TEXT =>
- - -

Physical characteristics
- Source: Wetlands west of Hwy US 1
- • coordinates: 29°52′02.1″N 81°22′41.7″W﻿ / ﻿29.867250°N 81.378250°W
- Mouth: Matanzas River
- • location: West bank of Intracoastal Waterway, just north of SR 206
- • coordinates: 29°46′10″N 81°16′22″W﻿ / ﻿29.76944°N 81.27278°W
- • elevation: 0 ft (0 m)
- Length: 9 mi (14 km)

= Moses Creek =

Moses Creek is a stream in the U.S. state of Florida. It is a tributary of the Matanzas River, and a major contributor of freshwater to the southern portion of that river. One of the last undisturbed tidal creeks along the east coast of Florida, it is part of the Guana Tolomato Matanzas National Estuarine Research Reserve. Its salt marshes were an important resource for the Native people who lived around it thousands of years ago.

==History==
The historian Sydney Johnston writes that in 1769, William Gerard de Brahm, Surveyor General of British East Florida, recorded his "surveyor-general's path" extending southwest of St. Augustine, crossing the headwaters of Cicilia Creek (Moses Creek), and curving westward at the latitude of Matanzas Inlet. The King's Road was the road the British built in their colony of East Florida, finished in 1773 and stretching from the St. Marys River, the border between East Florida and Georgia, to south of New Smyrna. It passed through the lands of De Brahm lying north of Woodcutters' Creek (Moultrie Creek), and west of its main channel. It then headed southwest of Cicilia Creek, its south course paralleling the branches of Cicilia Creek to the east. South of Cicilia Creek, the road continued southwest through piney woods, crossing Pellicer Creek west of Hewitt's sawmill.

In his A Concise Natural History of East and West Florida, published in 1776, the cartographer Bernard Romans described the streams one encountered sailing southward from St. Augustine on the west side of the Matanzas River, referring to the mouth of St. Nicholas Creek (Moultrie Creek) where stood the plantation of the Lt. Governor of British East Florida, John Moultrie, and then the mouth of Santa Cecilia (Moses Creek), another "small river of little note" about ten miles south of St. Augustine.

In the early 19th century, George J. F. Clarke and his brother Charles inherited a 300-acre Spanish land grant on the south side of the mouth of Moses Creek, alongside the Matanzas River. There they harvested and sawed timber trees, as well as gathering oyster shells for their lime kilns. They transported the wood and lime in flatboats sent up the Matanzas River to town, supplying the Spanish government with shingles for public buildings, and providing whitewash for the exteriors of houses.

- - -

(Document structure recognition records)
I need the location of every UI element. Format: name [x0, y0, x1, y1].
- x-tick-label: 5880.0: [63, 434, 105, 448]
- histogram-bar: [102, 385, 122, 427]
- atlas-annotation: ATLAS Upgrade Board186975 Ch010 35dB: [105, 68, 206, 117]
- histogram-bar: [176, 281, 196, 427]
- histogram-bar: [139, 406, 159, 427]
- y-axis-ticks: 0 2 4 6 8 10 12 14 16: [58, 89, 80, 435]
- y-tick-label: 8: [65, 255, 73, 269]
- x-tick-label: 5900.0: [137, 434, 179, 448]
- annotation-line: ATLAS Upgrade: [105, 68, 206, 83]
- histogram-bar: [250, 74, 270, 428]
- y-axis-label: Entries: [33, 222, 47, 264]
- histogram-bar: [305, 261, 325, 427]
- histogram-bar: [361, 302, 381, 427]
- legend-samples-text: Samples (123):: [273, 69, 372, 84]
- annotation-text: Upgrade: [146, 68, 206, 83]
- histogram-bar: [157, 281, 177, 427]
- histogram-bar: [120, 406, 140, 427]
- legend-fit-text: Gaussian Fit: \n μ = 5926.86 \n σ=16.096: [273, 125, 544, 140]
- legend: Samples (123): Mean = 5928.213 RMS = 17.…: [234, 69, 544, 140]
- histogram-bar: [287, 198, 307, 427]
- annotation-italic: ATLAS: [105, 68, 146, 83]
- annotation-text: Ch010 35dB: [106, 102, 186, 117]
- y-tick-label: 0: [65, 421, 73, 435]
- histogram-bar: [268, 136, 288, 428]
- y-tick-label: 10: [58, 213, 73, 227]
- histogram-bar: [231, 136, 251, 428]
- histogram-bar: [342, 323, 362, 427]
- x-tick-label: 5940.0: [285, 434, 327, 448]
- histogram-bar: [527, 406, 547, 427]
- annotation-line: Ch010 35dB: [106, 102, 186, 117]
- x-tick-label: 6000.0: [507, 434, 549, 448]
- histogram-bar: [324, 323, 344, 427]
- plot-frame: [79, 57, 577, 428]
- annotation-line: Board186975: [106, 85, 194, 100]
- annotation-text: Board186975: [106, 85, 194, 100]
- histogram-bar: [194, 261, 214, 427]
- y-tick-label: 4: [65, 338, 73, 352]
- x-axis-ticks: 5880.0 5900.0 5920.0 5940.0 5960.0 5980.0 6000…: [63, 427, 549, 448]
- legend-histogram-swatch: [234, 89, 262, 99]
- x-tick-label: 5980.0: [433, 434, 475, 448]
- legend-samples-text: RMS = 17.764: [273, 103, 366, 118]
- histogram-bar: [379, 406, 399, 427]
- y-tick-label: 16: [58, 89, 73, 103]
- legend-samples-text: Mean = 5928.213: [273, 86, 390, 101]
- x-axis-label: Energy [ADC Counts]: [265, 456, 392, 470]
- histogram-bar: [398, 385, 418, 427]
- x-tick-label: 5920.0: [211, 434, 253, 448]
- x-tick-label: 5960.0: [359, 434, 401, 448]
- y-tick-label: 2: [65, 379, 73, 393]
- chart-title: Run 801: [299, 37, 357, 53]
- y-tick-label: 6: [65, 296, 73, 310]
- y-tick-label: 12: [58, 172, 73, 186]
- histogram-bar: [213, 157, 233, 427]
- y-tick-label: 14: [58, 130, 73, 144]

- - -

DESCRIPTION OF THE TASK => Copy the passage of the Moses Creek text from "Moses Creek is" up to and including "of years ago.". The records have no connection to the text about Moses Creek.

ANSWER BOX =>
Moses Creek is a stream in the U.S. state of Florida. It is a tributary of the Matanzas River, and a major contributor of freshwater to the southern portion of that river. One of the last undisturbed tidal creeks along the east coast of Florida, it is part of the Guana Tolomato Matanzas National Estuarine Research Reserve. Its salt marshes were an important resource for the Native people who lived around it thousands of years ago.